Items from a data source
◇ ◇ ◇ ◇

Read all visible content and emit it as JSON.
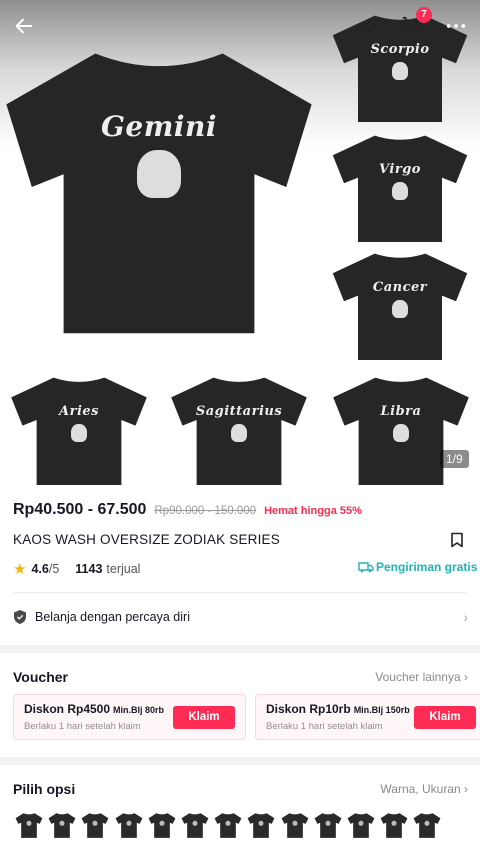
{
  "header": {
    "cart_badge": "7",
    "icons": [
      "arrow-left-icon",
      "share-icon",
      "cart-icon",
      "more-icon"
    ]
  },
  "gallery": {
    "main_print": "Gemini",
    "thumb_prints": [
      "Scorpio",
      "Virgo",
      "Cancer",
      "Aries",
      "Sagittarius",
      "Libra"
    ],
    "page_counter": "1/9"
  },
  "product": {
    "price": "Rp40.500 - 67.500",
    "original_price": "Rp90.000 - 150.000",
    "discount": "Hemat hingga 55%",
    "title": "KAOS WASH OVERSIZE ZODIAK SERIES",
    "rating": "4.6",
    "rating_max": "/5",
    "sold_count": "1143",
    "sold_label": "terjual",
    "shipping": "Pengiriman gratis",
    "trust": "Belanja dengan percaya diri"
  },
  "voucher": {
    "title": "Voucher",
    "more": "Voucher lainnya",
    "cards": [
      {
        "title": "Diskon Rp4500",
        "min": "Min.Blj 80rb",
        "subtitle": "Berlaku 1 hari setelah klaim",
        "button": "Klaim"
      },
      {
        "title": "Diskon Rp10rb",
        "min": "Min.Blj 150rb",
        "subtitle": "Berlaku 1 hari setelah klaim",
        "button": "Klaim"
      }
    ]
  },
  "options": {
    "title": "Pilih opsi",
    "subtitle": "Warna, Ukuran",
    "swatch_count": 13
  },
  "colors": {
    "accent": "#fe2c55",
    "shipping": "#20b4b4",
    "shirt": "#2a2a2a"
  }
}
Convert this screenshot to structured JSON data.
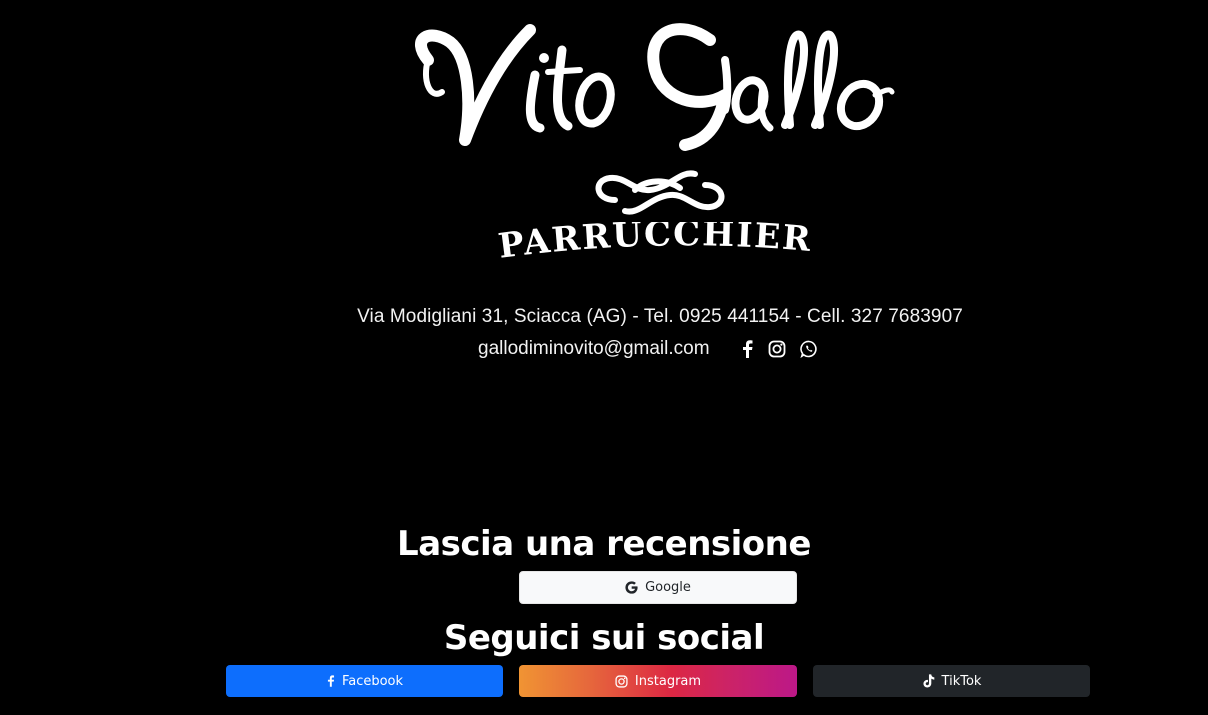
{
  "logo": {
    "script_name": "Vito Gallo",
    "subtitle": "PARRUCCHIERI",
    "contact_line": "Via Modigliani 31, Sciacca (AG) - Tel. 0925 441154 - Cell. 327 7683907",
    "email": "gallodiminovito@gmail.com",
    "icons": [
      "facebook-icon",
      "instagram-icon",
      "whatsapp-icon"
    ]
  },
  "review": {
    "heading": "Lascia una recensione",
    "google_label": "Google",
    "google_icon": "google-icon"
  },
  "social": {
    "heading": "Seguici sui social",
    "facebook_label": "Facebook",
    "instagram_label": "Instagram",
    "tiktok_label": "TikTok"
  },
  "colors": {
    "background": "#000000",
    "facebook": "#0d6efd",
    "instagram_gradient": [
      "#f09433",
      "#bc1888"
    ],
    "tiktok": "#212529",
    "google_bg": "#f8f9fa"
  }
}
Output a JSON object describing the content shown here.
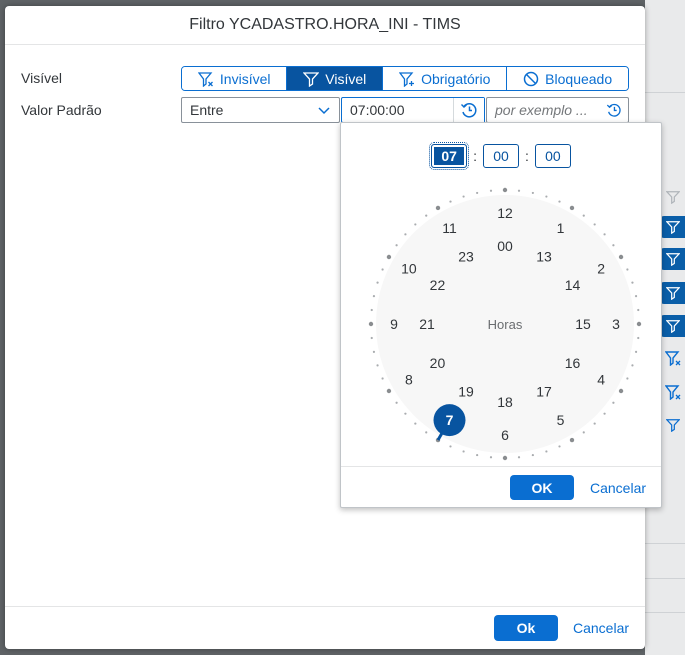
{
  "dialog": {
    "title": "Filtro YCADASTRO.HORA_INI - TIMS",
    "visible_label": "Visível",
    "default_value_label": "Valor Padrão",
    "segments": [
      {
        "label": "Invisível",
        "icon": "filter-remove-icon",
        "active": false
      },
      {
        "label": "Visível",
        "icon": "filter-icon",
        "active": true
      },
      {
        "label": "Obrigatório",
        "icon": "filter-add-icon",
        "active": false
      },
      {
        "label": "Bloqueado",
        "icon": "blocked-icon",
        "active": false
      }
    ],
    "operator": {
      "value": "Entre"
    },
    "from_time": {
      "value": "07:00:00"
    },
    "to_time": {
      "placeholder": "por exemplo ..."
    },
    "ok_label": "Ok",
    "cancel_label": "Cancelar"
  },
  "time_picker": {
    "hours": "07",
    "minutes": "00",
    "seconds": "00",
    "center_label": "Horas",
    "outer_numbers": [
      "12",
      "1",
      "2",
      "3",
      "4",
      "5",
      "6",
      "7",
      "8",
      "9",
      "10",
      "11"
    ],
    "inner_numbers": [
      "00",
      "13",
      "14",
      "15",
      "16",
      "17",
      "18",
      "19",
      "20",
      "21",
      "22",
      "23"
    ],
    "selected_hour": "7",
    "ok_label": "OK",
    "cancel_label": "Cancelar"
  },
  "colors": {
    "accent": "#0a6ed1",
    "selected": "#0854a0"
  }
}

◇ ◇ ◇ ◇

§ **What to do**:
Set down the complete material exactly, but do not include the images.

§ **Solution for this problem**:
Read all visible content and emit it as JSON.
{
  "header": {
    "cart_badge": "7",
    "icons": [
      "arrow-left-icon",
      "share-icon",
      "cart-icon",
      "more-icon"
    ]
  },
  "gallery": {
    "main_print": "Gemini",
    "thumb_prints": [
      "Scorpio",
      "Virgo",
      "Cancer",
      "Aries",
      "Sagittarius",
      "Libra"
    ],
    "page_counter": "1/9"
  },
  "product": {
    "price": "Rp40.500 - 67.500",
    "original_price": "Rp90.000 - 150.000",
    "discount": "Hemat hingga 55%",
    "title": "KAOS WASH OVERSIZE ZODIAK SERIES",
    "rating": "4.6",
    "rating_max": "/5",
    "sold_count": "1143",
    "sold_label": "terjual",
    "shipping": "Pengiriman gratis",
    "trust": "Belanja dengan percaya diri"
  },
  "voucher": {
    "title": "Voucher",
    "more": "Voucher lainnya",
    "cards": [
      {
        "title": "Diskon Rp4500",
        "min": "Min.Blj 80rb",
        "subtitle": "Berlaku 1 hari setelah klaim",
        "button": "Klaim"
      },
      {
        "title": "Diskon Rp10rb",
        "min": "Min.Blj 150rb",
        "subtitle": "Berlaku 1 hari setelah klaim",
        "button": "Klaim"
      }
    ]
  },
  "options": {
    "title": "Pilih opsi",
    "subtitle": "Warna, Ukuran",
    "swatch_count": 13
  },
  "colors": {
    "accent": "#fe2c55",
    "shipping": "#20b4b4",
    "shirt": "#2a2a2a"
  }
}
Convert this screenshot to structured JSON data.
{
  "logo": {
    "script_name": "Vito Gallo",
    "subtitle": "PARRUCCHIERI",
    "contact_line": "Via Modigliani 31, Sciacca (AG) - Tel. 0925 441154 - Cell. 327 7683907",
    "email": "gallodiminovito@gmail.com",
    "icons": [
      "facebook-icon",
      "instagram-icon",
      "whatsapp-icon"
    ]
  },
  "review": {
    "heading": "Lascia una recensione",
    "google_label": "Google",
    "google_icon": "google-icon"
  },
  "social": {
    "heading": "Seguici sui social",
    "facebook_label": "Facebook",
    "instagram_label": "Instagram",
    "tiktok_label": "TikTok"
  },
  "colors": {
    "background": "#000000",
    "facebook": "#0d6efd",
    "instagram_gradient": [
      "#f09433",
      "#bc1888"
    ],
    "tiktok": "#212529",
    "google_bg": "#f8f9fa"
  }
}
Output a JSON object describing the content shown here.
{
  "dialog": {
    "title": "Filtro YCADASTRO.HORA_INI - TIMS",
    "visible_label": "Visível",
    "default_value_label": "Valor Padrão",
    "segments": [
      {
        "label": "Invisível",
        "icon": "filter-remove-icon",
        "active": false
      },
      {
        "label": "Visível",
        "icon": "filter-icon",
        "active": true
      },
      {
        "label": "Obrigatório",
        "icon": "filter-add-icon",
        "active": false
      },
      {
        "label": "Bloqueado",
        "icon": "blocked-icon",
        "active": false
      }
    ],
    "operator": {
      "value": "Entre"
    },
    "from_time": {
      "value": "07:00:00"
    },
    "to_time": {
      "placeholder": "por exemplo ..."
    },
    "ok_label": "Ok",
    "cancel_label": "Cancelar"
  },
  "time_picker": {
    "hours": "07",
    "minutes": "00",
    "seconds": "00",
    "center_label": "Horas",
    "outer_numbers": [
      "12",
      "1",
      "2",
      "3",
      "4",
      "5",
      "6",
      "7",
      "8",
      "9",
      "10",
      "11"
    ],
    "inner_numbers": [
      "00",
      "13",
      "14",
      "15",
      "16",
      "17",
      "18",
      "19",
      "20",
      "21",
      "22",
      "23"
    ],
    "selected_hour": "7",
    "ok_label": "OK",
    "cancel_label": "Cancelar"
  },
  "colors": {
    "accent": "#0a6ed1",
    "selected": "#0854a0"
  }
}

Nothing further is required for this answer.